§ The exercise:
All lines holding the string "Guinea" are to be shown.

§ Record set:
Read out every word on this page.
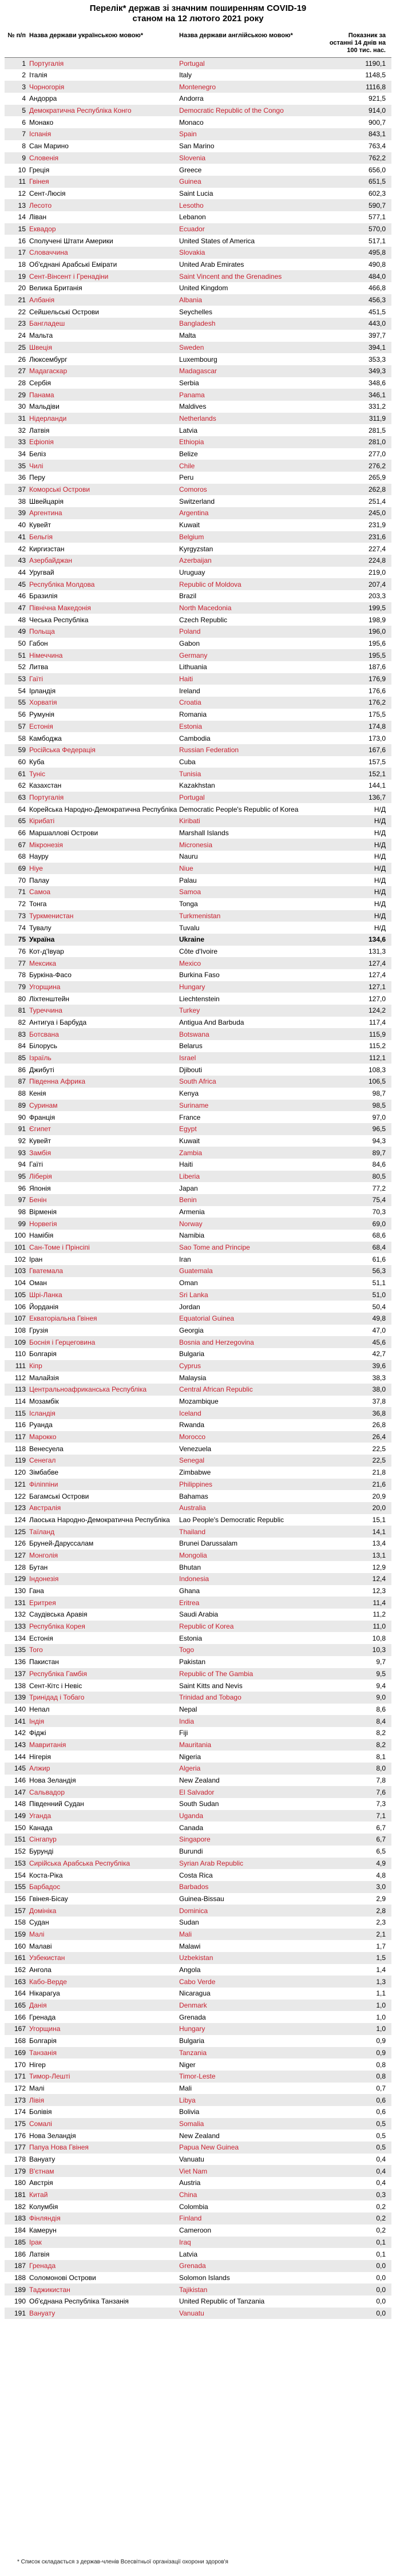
Перелік* держав зі значним поширенням COVID-19
станом на 12 лютого 2021 року
№ п/п	Назва держави українською мовою*	Назва держави англійською мовою*	Показник за останні 14 днів на 100 тис. нас.
1	Португалія	Portugal	1190,1
2	Італія	Italy	1148,5
3	Чорногорія	Montenegro	1116,8
4	Андорра	Andorra	921,5
5	Демократична Республіка Конго	Democratic Republic of the Congo	914,0
6	Монако	Monaco	900,7
7	Іспанія	Spain	843,1
8	Сан Марино	San Marino	763,4
9	Словенія	Slovenia	762,2
10	Греція	Greece	656,0
11	Гвінея	Guinea	651,5
12	Сент-Люсія	Saint Lucia	602,3
13	Лесото	Lesotho	590,7
14	Ліван	Lebanon	577,1
15	Еквадор	Ecuador	570,0
16	Сполучені Штати Америки	United States of America	517,1
17	Словаччина	Slovakia	495,8
18	Об'єднані Арабські Емірати	United Arab Emirates	490,8
19	Сент-Вінсент і Гренадіни	Saint Vincent and the Grenadines	484,0
20	Велика Британія	United Kingdom	466,8
21	Албанія	Albania	456,3
22	Сейшельські Острови	Seychelles	451,5
23	Бангладеш	Bangladesh	443,0
24	Мальта	Malta	397,7
25	Швеція	Sweden	394,1
26	Люксембург	Luxembourg	353,3
27	Мадагаскар	Madagascar	349,3
28	Сербія	Serbia	348,6
29	Панама	Panama	346,1
30	Мальдіви	Maldives	331,2
31	Нідерланди	Netherlands	311,9
32	Латвія	Latvia	281,5
33	Ефіопія	Ethiopia	281,0
34	Беліз	Belize	277,0
35	Чилі	Chile	276,2
36	Перу	Peru	265,9
37	Коморські Острови	Comoros	262,8
38	Швейцарія	Switzerland	251,4
39	Аргентина	Argentina	245,0
40	Кувейт	Kuwait	231,9
41	Бельгія	Belgium	231,6
42	Киргизстан	Kyrgyzstan	227,4
43	Азербайджан	Azerbaijan	224,8
44	Уругвай	Uruguay	219,0
45	Республіка Молдова	Republic of Moldova	207,4
46	Бразилія	Brazil	203,3
47	Північна Македонія	North Macedonia	199,5
48	Чеська Республіка	Czech Republic	198,9
49	Польща	Poland	196,0
50	Габон	Gabon	195,6
51	Німеччина	Germany	195,5
52	Литва	Lithuania	187,6
53	Гаїті	Haiti	176,9
54	Ірландія	Ireland	176,6
55	Хорватія	Croatia	176,2
56	Румунія	Romania	175,5
57	Естонія	Estonia	174,8
58	Камбоджа	Cambodia	173,0
59	Російська Федерація	Russian Federation	167,6
60	Куба	Cuba	157,5
61	Туніс	Tunisia	152,1
62	Казахстан	Kazakhstan	144,1
63	Португалія	Portugal	136,7
64	Корейська Народно-Демократична Республіка	Democratic People's Republic of Korea	Н/Д
65	Кірибаті	Kiribati	Н/Д
66	Маршаллові Острови	Marshall Islands	Н/Д
67	Мікронезія	Micronesia	Н/Д
68	Науру	Nauru	Н/Д
69	Ніуе	Niue	Н/Д
70	Палау	Palau	Н/Д
71	Самоа	Samoa	Н/Д
72	Тонга	Tonga	Н/Д
73	Туркменистан	Turkmenistan	Н/Д
74	Тувалу	Tuvalu	Н/Д
75	Україна	Ukraine	134,6
76	Кот-д'Івуар	Côte d'Ivoire	131,3
77	Мексика	Mexico	127,4
78	Буркіна-Фасо	Burkina Faso	127,4
79	Угорщина	Hungary	127,1
80	Ліхтенштейн	Liechtenstein	127,0
81	Туреччина	Turkey	124,2
82	Антигуа і Барбуда	Antigua And Barbuda	117,4
83	Ботсвана	Botswana	115,9
84	Білорусь	Belarus	115,2
85	Ізраїль	Israel	112,1
86	Джибуті	Djibouti	108,3
87	Південна Африка	South Africa	106,5
88	Кенія	Kenya	98,7
89	Суринам	Suriname	98,5
90	Франція	France	97,0
91	Єгипет	Egypt	96,5
92	Кувейт	Kuwait	94,3
93	Замбія	Zambia	89,7
94	Гаїті	Haiti	84,6
95	Ліберія	Liberia	80,5
96	Японія	Japan	77,2
97	Бенін	Benin	75,4
98	Вірменія	Armenia	70,3
99	Норвегія	Norway	69,0
100	Намібія	Namibia	68,6
101	Сан-Томе і Прінсіпі	Sao Tome and Principe	68,4
102	Іран	Iran	61,6
103	Гватемала	Guatemala	56,3
104	Оман	Oman	51,1
105	Шрі-Ланка	Sri Lanka	51,0
106	Йорданія	Jordan	50,4
107	Екваторіальна Гвінея	Equatorial Guinea	49,8
108	Грузія	Georgia	47,0
109	Боснія і Герцеговина	Bosnia and Herzegovina	45,6
110	Болгарія	Bulgaria	42,7
111	Кіпр	Cyprus	39,6
112	Малайзія	Malaysia	38,3
113	Центральноафриканська Республіка	Central African Republic	38,0
114	Мозамбік	Mozambique	37,8
115	Ісландія	Iceland	36,8
116	Руанда	Rwanda	26,8
117	Марокко	Morocco	26,4
118	Венесуела	Venezuela	22,5
119	Сенегал	Senegal	22,5
120	Зімбабве	Zimbabwe	21,8
121	Філіппіни	Philippines	21,6
122	Багамські Острови	Bahamas	20,9
123	Австралія	Australia	20,0
124	Лаоська Народно-Демократична Республіка	Lao People's Democratic Republic	15,1
125	Таїланд	Thailand	14,1
126	Бруней-Даруссалам	Brunei Darussalam	13,4
127	Монголія	Mongolia	13,1
128	Бутан	Bhutan	12,9
129	Індонезія	Indonesia	12,4
130	Гана	Ghana	12,3
131	Еритрея	Eritrea	11,4
132	Саудівська Аравія	Saudi Arabia	11,2
133	Республіка Корея	Republic of Korea	11,0
134	Естонія	Estonia	10,8
135	Того	Togo	10,3
136	Пакистан	Pakistan	9,7
137	Республіка Гамбія	Republic of The Gambia	9,5
138	Сент-Кітс і Невіс	Saint Kitts and Nevis	9,4
139	Тринідад і Тобаго	Trinidad and Tobago	9,0
140	Непал	Nepal	8,6
141	Індія	India	8,4
142	Фіджі	Fiji	8,2
143	Мавританія	Mauritania	8,2
144	Нігерія	Nigeria	8,1
145	Алжир	Algeria	8,0
146	Нова Зеландія	New Zealand	7,8
147	Сальвадор	El Salvador	7,6
148	Південний Судан	South Sudan	7,3
149	Уганда	Uganda	7,1
150	Канада	Canada	6,7
151	Сінгапур	Singapore	6,7
152	Бурунді	Burundi	6,5
153	Сирійська Арабська Республіка	Syrian Arab Republic	4,9
154	Коста-Ріка	Costa Rica	4,8
155	Барбадос	Barbados	3,0
156	Гвінея-Бісау	Guinea-Bissau	2,9
157	Домініка	Dominica	2,8
158	Судан	Sudan	2,3
159	Малі	Mali	2,1
160	Малаві	Malawi	1,7
161	Узбекистан	Uzbekistan	1,5
162	Ангола	Angola	1,4
163	Кабо-Верде	Cabo Verde	1,3
164	Нікарагуа	Nicaragua	1,1
165	Данія	Denmark	1,0
166	Гренада	Grenada	1,0
167	Угорщина	Hungary	1,0
168	Болгарія	Bulgaria	0,9
169	Танзанія	Tanzania	0,9
170	Нігер	Niger	0,8
171	Тимор-Лешті	Timor-Leste	0,8
172	Малі	Mali	0,7
173	Лівія	Libya	0,6
174	Болівія	Bolivia	0,6
175	Сомалі	Somalia	0,5
176	Нова Зеландія	New Zealand	0,5
177	Папуа Нова Гвінея	Papua New Guinea	0,5
178	Вануату	Vanuatu	0,4
179	В'єтнам	Viet Nam	0,4
180	Австрія	Austria	0,4
181	Китай	China	0,3
182	Колумбія	Colombia	0,2
183	Фінляндія	Finland	0,2
184	Камерун	Cameroon	0,2
185	Ірак	Iraq	0,1
186	Латвія	Latvia	0,1
187	Гренада	Grenada	0,0
188	Соломонові Острови	Solomon Islands	0,0
189	Таджикистан	Tajikistan	0,0
190	Об'єднана Республіка Танзанія	United Republic of Tanzania	0,0
191	Вануату	Vanuatu	0,0
* Список складається з держав-членів Всесвітньої організації охорони здоров'я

§ In response:
11	Гвінея	Guinea	651,5
107	Екваторіальна Гвінея	Equatorial Guinea	49,8
156	Гвінея-Бісау	Guinea-Bissau	2,9
177	Папуа Нова Гвінея	Papua New Guinea	0,5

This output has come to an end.